◆ What you will do
Look through the data below and return each line where "this" appears.
----------------
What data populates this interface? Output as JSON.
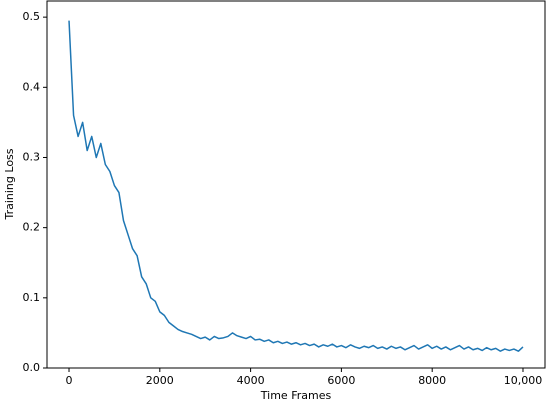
{
  "chart_data": {
    "type": "line",
    "x_label": "Time Frames",
    "y_label": "Training Loss",
    "x": [
      0,
      100,
      200,
      300,
      400,
      500,
      600,
      700,
      800,
      900,
      1000,
      1100,
      1200,
      1300,
      1400,
      1500,
      1600,
      1700,
      1800,
      1900,
      2000,
      2100,
      2200,
      2300,
      2400,
      2500,
      2600,
      2700,
      2800,
      2900,
      3000,
      3100,
      3200,
      3300,
      3400,
      3500,
      3600,
      3700,
      3800,
      3900,
      4000,
      4100,
      4200,
      4300,
      4400,
      4500,
      4600,
      4700,
      4800,
      4900,
      5000,
      5100,
      5200,
      5300,
      5400,
      5500,
      5600,
      5700,
      5800,
      5900,
      6000,
      6100,
      6200,
      6300,
      6400,
      6500,
      6600,
      6700,
      6800,
      6900,
      7000,
      7100,
      7200,
      7300,
      7400,
      7500,
      7600,
      7700,
      7800,
      7900,
      8000,
      8100,
      8200,
      8300,
      8400,
      8500,
      8600,
      8700,
      8800,
      8900,
      9000,
      9100,
      9200,
      9300,
      9400,
      9500,
      9600,
      9700,
      9800,
      9900,
      10000
    ],
    "series": [
      {
        "color": "#1f77b4",
        "values": [
          0.495,
          0.36,
          0.33,
          0.35,
          0.31,
          0.33,
          0.3,
          0.32,
          0.29,
          0.28,
          0.26,
          0.25,
          0.21,
          0.19,
          0.17,
          0.16,
          0.13,
          0.12,
          0.1,
          0.095,
          0.08,
          0.075,
          0.065,
          0.06,
          0.055,
          0.052,
          0.05,
          0.048,
          0.045,
          0.042,
          0.044,
          0.04,
          0.045,
          0.042,
          0.043,
          0.045,
          0.05,
          0.046,
          0.044,
          0.042,
          0.045,
          0.04,
          0.041,
          0.038,
          0.04,
          0.036,
          0.038,
          0.035,
          0.037,
          0.034,
          0.036,
          0.033,
          0.035,
          0.032,
          0.034,
          0.03,
          0.033,
          0.031,
          0.034,
          0.03,
          0.032,
          0.029,
          0.033,
          0.03,
          0.028,
          0.031,
          0.029,
          0.032,
          0.028,
          0.03,
          0.027,
          0.031,
          0.028,
          0.03,
          0.026,
          0.029,
          0.032,
          0.027,
          0.03,
          0.033,
          0.028,
          0.031,
          0.027,
          0.03,
          0.026,
          0.029,
          0.032,
          0.027,
          0.03,
          0.026,
          0.028,
          0.025,
          0.029,
          0.026,
          0.028,
          0.024,
          0.027,
          0.025,
          0.027,
          0.024,
          0.03
        ]
      }
    ],
    "xlim": [
      -485,
      10485
    ],
    "ylim": [
      0,
      0.523
    ],
    "xticks": [
      0,
      2000,
      4000,
      6000,
      8000,
      {
        "value": 10000,
        "label": "10,000"
      }
    ],
    "yticks": [
      {
        "value": 0,
        "label": "0.0"
      },
      0.1,
      0.2,
      0.3,
      0.4,
      0.5
    ]
  }
}
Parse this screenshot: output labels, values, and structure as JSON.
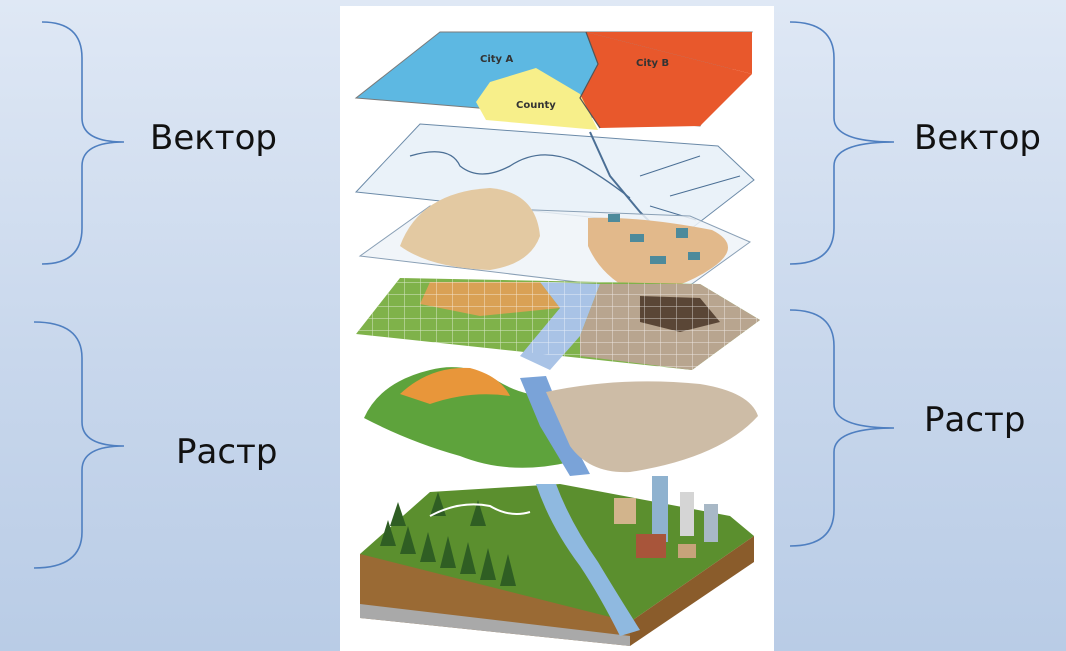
----------------
◆ Task response
What data populates this interface? Output as JSON.
Parse this screenshot: output labels, values, and structure as JSON.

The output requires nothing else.